Set task 1: From the passage about incorporating a business, extract everything from "Here we have" down to "the line, too.".
Set task 2: In the passage about incorporating a business, what legal term names the amount of money courts award to the prevailing party?
Set task 3: Carry on the passage about the sole proprietor food truck owner and his liability, starting after its final sentence.

First, I’d like to note that I often refer to setting up a business entity as “incorporating.” This doesn’t mean you’re only picking a corporation – “incorporating” is an umbrella term for the process of turning your side hustle, business idea, or service that’s generating income for you, into a business entity with formal requirements you must follow in order to maintain that business entity. I think of it like this:

Here we have an entrepreneurial food truck owner, waiting to take the next order of someone craving BBQ. This food truck owner is a sole proprietor, which means he has not incorporated. He has not chosen and created a business entity for his food truck and the food truck services. This means that all of the work he does within the food truck - whether it’s ordering food from brokers or cooking that food or ordering the equipment needed to run a food truck or paying for the city permits if he lives in a city that requires food trucks to have special permits - will be reported on his personal tax return. What he does for work is inseparable from whatever he owns personally. So, if he has a customer who chokes on food from his truck that wasn’t prepared correctly, not only are his work assets on the line if he’s sued, but any of his personal assets are on the line, too.
Say the choking customer sues our BBQ food truck owner. Our sole proprietor food truck owner is sued, and the attorney doing the suing, includes not only “BBQ Food Truck,” but also Mr. Food Truck Owner personally. If the choking patron convinces a judge or jury that the business was liable, then the judge will announce a verdict in the patron’s favor. Then there will be another legal fight over how much Mr. Food Truck and BBQ Food Truck owe in damages to choking patron. Damages is a legal term to describe the amount of money courts award to the prevailing party meant to restore that damaged party to its condition before the damage occurred. In this case, the court would try to award a damage amount that would put the choking patron back to his or her situation before that piece of food lodged in his or her throat. A difficult analysis for anyone.

Annotations of page elements:
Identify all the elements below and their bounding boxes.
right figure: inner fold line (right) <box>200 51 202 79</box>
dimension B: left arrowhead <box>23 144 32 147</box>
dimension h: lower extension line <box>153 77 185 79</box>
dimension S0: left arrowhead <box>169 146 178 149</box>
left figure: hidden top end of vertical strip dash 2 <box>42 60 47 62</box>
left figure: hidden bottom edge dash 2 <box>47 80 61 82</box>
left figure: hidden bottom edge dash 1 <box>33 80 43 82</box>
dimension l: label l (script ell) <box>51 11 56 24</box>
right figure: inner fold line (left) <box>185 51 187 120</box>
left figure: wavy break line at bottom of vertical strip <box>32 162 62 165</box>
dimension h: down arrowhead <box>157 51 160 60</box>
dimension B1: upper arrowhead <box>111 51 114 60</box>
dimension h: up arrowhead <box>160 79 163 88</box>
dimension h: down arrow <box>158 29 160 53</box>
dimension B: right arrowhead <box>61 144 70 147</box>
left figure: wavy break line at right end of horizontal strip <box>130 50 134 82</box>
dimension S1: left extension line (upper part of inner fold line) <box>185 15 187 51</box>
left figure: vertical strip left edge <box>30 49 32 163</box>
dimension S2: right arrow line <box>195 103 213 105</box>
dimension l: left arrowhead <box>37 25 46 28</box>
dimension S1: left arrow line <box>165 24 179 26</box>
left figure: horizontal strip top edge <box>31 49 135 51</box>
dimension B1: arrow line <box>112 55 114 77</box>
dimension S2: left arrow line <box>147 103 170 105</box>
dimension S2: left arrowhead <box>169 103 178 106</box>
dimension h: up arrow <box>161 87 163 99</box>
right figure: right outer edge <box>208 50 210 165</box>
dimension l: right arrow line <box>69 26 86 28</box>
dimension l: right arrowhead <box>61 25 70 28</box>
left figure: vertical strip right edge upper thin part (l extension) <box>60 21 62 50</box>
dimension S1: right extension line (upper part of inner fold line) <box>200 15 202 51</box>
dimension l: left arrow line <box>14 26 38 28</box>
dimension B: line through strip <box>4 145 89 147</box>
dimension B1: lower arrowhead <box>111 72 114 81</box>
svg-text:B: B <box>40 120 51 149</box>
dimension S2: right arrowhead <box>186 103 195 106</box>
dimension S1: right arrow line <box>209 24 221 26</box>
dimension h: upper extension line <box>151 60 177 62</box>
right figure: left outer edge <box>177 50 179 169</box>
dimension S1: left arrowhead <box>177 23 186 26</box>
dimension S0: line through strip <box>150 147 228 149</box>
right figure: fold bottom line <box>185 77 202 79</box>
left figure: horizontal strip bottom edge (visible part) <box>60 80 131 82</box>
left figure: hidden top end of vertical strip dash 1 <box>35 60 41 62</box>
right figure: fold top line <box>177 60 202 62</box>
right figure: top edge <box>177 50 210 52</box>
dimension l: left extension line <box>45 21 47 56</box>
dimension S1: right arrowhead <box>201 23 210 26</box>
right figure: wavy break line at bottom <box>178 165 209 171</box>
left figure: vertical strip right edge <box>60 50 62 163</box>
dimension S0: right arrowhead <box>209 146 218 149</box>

Expected answer 1:
Here we have an entrepreneurial food truck owner, waiting to take the next order of someone craving BBQ. This food truck owner is a sole proprietor, which means he has not incorporated. He has not chosen and created a business entity for his food truck and the food truck services. This means that all of the work he does within the food truck - whether it’s ordering food from brokers or cooking that food or ordering the equipment needed to run a food truck or paying for the city permits if he lives in a city that requires food trucks to have special permits - will be reported on his personal tax return. What he does for work is inseparable from whatever he owns personally. So, if he has a customer who chokes on food from his truck that wasn’t prepared correctly, not only are his work assets on the line if he’s sued, but any of his personal assets are on the line, too.

Expected answer 2: Damages.

Expected answer 3:
Once the damage award is determined, the choking patron’s attorney will look for assets to pay for the damage amount. Say the judge determines the choking patron is entitled to $100,000 for the damage caused by BBQ Food Truck and Mr. Food Truck Owner. That attorney will look at the bank accounts of the business, but he or she will also look at the personal bank accounts of Mr. Food Truck Owner. If the bank accounts are insufficient, there could be more litigation to liquidate business or personal assets owned by Mr. Food Truck Owner. To say that you could lose your home because of a customer who can’t chew their food correctly would be wildly overstating the situation, but would also be true if it followed the fact pattern I just gave you.
So what do business owners do in order to avoid these costly litigation situations? Incorporate, or choose a business entity.
Now, Mr. Food Truck Owner has chosen to incorporate his business, which acts as a shield, or as a barbed wire fence. His business stays inside the fence, and all of his personal assets are separated from his business assets. The attorney for the choking patron can only tap into the business assets to pay for the damage award of his or her client. Here are the incorporation vehicles you can choose for your business:
Corporation
LLC
Partnership
Your choice of business entity often pivots around 1 or many of these factors:
Whether you’ll have employees;
Your business’ level of profit;
Tax consequences for owners of the business;
Liability reasons;
Your industry in which your business is in requires certain business entity vehicles.
Often, the best resources to determine the appropriate business entity for your business is to consult (1) your CPA, or a CPA you trust, and (2) an attorney. A CPA can explain the tax consequences to you of an LLC vs. a corporation, and an attorney can explain the liability and employment consequences of however you decide to incorporate. Let’s get into the meat (BBQ anyone?) of each business entity.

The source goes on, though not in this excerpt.